** LISTED ENTRIES **
------

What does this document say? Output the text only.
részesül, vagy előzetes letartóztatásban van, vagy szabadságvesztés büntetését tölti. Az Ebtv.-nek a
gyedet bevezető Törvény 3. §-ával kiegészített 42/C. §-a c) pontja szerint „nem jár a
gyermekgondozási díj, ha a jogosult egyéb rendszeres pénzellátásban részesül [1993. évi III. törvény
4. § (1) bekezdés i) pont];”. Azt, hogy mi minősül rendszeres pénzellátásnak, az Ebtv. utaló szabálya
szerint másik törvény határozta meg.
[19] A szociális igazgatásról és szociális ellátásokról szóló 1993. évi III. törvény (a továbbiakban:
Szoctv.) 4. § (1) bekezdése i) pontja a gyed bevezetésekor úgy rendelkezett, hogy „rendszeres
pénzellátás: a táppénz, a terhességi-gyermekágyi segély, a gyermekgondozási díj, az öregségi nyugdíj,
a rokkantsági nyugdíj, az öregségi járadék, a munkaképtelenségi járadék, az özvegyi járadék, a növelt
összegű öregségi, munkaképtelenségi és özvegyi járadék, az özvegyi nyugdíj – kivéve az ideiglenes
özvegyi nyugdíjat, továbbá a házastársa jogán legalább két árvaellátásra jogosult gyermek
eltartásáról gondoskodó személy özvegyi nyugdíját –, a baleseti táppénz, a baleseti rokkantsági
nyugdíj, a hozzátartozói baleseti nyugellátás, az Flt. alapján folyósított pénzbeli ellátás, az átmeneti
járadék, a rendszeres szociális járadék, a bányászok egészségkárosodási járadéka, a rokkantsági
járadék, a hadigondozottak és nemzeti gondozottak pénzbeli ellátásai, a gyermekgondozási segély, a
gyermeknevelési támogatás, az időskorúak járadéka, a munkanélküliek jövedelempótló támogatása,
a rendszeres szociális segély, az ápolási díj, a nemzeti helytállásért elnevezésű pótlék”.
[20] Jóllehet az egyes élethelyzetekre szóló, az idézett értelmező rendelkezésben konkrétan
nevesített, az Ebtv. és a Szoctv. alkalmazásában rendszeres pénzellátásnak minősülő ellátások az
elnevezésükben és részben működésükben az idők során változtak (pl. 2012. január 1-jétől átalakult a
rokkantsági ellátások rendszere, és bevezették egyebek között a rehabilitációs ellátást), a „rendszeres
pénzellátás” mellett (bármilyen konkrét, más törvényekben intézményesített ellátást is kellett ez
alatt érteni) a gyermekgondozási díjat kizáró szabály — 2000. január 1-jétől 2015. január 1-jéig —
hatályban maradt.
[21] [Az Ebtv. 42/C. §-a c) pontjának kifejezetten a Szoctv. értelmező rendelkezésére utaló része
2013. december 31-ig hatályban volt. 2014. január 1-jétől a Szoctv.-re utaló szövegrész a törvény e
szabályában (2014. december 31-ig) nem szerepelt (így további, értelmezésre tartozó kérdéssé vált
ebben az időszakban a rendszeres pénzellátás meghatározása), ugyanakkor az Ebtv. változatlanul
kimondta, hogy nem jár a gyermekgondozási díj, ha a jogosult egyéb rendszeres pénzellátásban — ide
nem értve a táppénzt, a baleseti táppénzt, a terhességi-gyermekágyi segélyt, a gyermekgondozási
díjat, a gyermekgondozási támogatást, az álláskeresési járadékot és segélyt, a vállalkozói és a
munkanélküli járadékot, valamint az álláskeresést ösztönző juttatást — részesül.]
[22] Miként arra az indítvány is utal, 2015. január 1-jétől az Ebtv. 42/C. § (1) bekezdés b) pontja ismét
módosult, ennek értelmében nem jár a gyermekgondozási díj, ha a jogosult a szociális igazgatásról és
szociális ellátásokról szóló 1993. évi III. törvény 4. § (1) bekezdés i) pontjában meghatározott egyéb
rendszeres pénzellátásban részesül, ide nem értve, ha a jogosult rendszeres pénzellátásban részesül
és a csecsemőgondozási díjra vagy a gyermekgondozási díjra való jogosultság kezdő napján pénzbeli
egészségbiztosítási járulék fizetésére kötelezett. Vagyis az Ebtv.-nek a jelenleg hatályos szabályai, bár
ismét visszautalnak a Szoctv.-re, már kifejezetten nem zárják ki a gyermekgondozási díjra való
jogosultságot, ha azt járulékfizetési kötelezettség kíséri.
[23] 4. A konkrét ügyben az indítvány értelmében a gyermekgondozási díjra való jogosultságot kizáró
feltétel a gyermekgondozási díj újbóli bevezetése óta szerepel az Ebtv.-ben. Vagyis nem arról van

------

** WHAT THIS TASK INVOLVES **
Pull out all lines from the entries above in which the word "való" appears.

** FULL OUTPUT **
és a csecsemőgondozási díjra vagy a gyermekgondozási díjra való jogosultság kezdő napján pénzbeli
ismét visszautalnak a Szoctv.-re, már kifejezetten nem zárják ki a gyermekgondozási díjra való
[23] 4. A konkrét ügyben az indítvány értelmében a gyermekgondozási díjra való jogosultságot kizáró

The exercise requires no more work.